▶ _Text provided_
··········

People in Tehran, Iran, protesting in May President Trump’s decision to withdraw from the Iran nuclear deal.Vahid Salemi/Associated Press
“New images just today show that North Korea has begun the process of dismantling a key missile site and we appreciate that,” Mr. Trump said. “We had a fantastic meeting with Chairman Kim and it seems to be going very well.”
His comments were the latest example of how the president is casting the best possible light on North Korea’s steps so far, ignoring that the country is still producing nuclear fuel and, some American intelligence officials suspect, adding to its arsenal of 20 to 60 weapons.
The dismantlement of the missile site is significant because it will slow the North’s ability to test weapons’ engines. Given its history — it was from that location that the North at least twice launched primitive space satellites that experts in the West saw as experiments for firing a warhead — it is reminiscent of other steps that the country took a decade ago, when it blew up the cooling tower of a nuclear reactor.
But its weapons-building continued.
In recent weeks, and in public and private statements by Mr. Trump, Mr. Pompeo and other aides, hints of the president’s double-barreled strategy have emerged.

··········

▶ _Record set_
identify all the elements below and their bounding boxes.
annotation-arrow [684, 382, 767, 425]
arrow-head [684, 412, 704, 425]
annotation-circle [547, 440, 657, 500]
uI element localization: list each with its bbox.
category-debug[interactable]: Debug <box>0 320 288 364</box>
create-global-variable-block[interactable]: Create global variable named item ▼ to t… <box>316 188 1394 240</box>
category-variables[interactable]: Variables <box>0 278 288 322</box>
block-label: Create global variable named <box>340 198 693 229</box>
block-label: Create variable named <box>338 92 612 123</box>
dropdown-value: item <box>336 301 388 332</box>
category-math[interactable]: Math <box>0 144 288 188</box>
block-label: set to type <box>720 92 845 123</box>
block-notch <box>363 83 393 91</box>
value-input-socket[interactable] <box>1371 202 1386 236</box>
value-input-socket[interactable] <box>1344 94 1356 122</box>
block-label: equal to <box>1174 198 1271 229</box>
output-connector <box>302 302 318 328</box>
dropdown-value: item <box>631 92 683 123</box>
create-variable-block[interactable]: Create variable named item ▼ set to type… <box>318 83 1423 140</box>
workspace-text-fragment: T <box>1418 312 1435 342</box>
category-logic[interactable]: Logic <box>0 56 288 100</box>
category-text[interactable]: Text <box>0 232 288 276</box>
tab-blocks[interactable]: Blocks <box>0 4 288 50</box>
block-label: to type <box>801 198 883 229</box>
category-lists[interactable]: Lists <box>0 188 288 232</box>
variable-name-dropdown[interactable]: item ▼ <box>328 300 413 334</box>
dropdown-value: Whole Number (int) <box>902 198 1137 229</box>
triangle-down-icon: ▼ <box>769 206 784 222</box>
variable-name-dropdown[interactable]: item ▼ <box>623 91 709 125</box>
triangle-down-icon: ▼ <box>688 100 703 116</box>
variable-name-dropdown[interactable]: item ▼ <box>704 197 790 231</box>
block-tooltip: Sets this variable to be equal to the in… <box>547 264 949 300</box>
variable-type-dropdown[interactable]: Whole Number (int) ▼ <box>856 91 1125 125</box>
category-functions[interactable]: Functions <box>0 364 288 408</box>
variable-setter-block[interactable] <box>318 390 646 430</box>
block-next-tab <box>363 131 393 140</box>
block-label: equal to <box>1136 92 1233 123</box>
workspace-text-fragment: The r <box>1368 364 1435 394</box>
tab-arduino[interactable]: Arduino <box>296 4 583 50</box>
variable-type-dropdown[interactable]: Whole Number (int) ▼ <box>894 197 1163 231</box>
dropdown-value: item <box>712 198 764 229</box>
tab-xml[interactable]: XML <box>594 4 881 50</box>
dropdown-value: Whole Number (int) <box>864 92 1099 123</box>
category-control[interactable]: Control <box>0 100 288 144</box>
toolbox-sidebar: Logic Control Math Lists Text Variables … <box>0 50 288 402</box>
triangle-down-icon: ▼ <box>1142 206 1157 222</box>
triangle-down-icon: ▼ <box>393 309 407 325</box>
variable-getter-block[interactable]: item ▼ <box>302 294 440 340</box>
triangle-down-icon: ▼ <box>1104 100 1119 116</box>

··········

▶ _Exercise tasks_
- A) Retype the part of the news article on North Korea's missile site that opens with the words "People in Tehran, Iran, protesting" and closes with "to 60 weapons.".
- B) Continue the news article about President Trump's handling of North Korea from its last sentence.

▶ _Expected outputs_
- A)
People in Tehran, Iran, protesting in May President Trump’s decision to withdraw from the Iran nuclear deal.Vahid Salemi/Associated Press
“New images just today show that North Korea has begun the process of dismantling a key missile site and we appreciate that,” Mr. Trump said. “We had a fantastic meeting with Chairman Kim and it seems to be going very well.”
His comments were the latest example of how the president is casting the best possible light on North Korea’s steps so far, ignoring that the country is still producing nuclear fuel and, some American intelligence officials suspect, adding to its arsenal of 20 to 60 weapons.

- B)
The current and former diplomats and intelligence officials said Mr. Trump has convinced himself that the only hope of coaxing Mr. Kim to give up his weapons is to effusively praise him. That means ignoring the tens of thousands — if not hundreds of thousands — of North Koreans whom Mr. Kim has put in gulags, his execution of perceived opponents and his refusal in Singapore to sign on to any document that created a timeline for denuclearization.
The American military commander in South Korea, Gen. Vincent K. Brooks, said on Saturday that while the North’s abilities were undiminished, Mr. Kim appeared to be softening his threats. He noted that it had been more than 235 days since North Korea had conducted a nuclear weapons test.
“In many ways, the lack of trust is the enemy we now have to defeat,” General Brooks said in a presentation via satellite to a national security conference in Aspen, Colo. Building trust, he said, would take time.
He was immediately answered by Sue Mi Terry, formerly one of the C.I.A.’s lead analysts on North Korea, who argued that the Trump administration had become so invested in the success of the summit meeting with Mr. Kim that it had ignored reality.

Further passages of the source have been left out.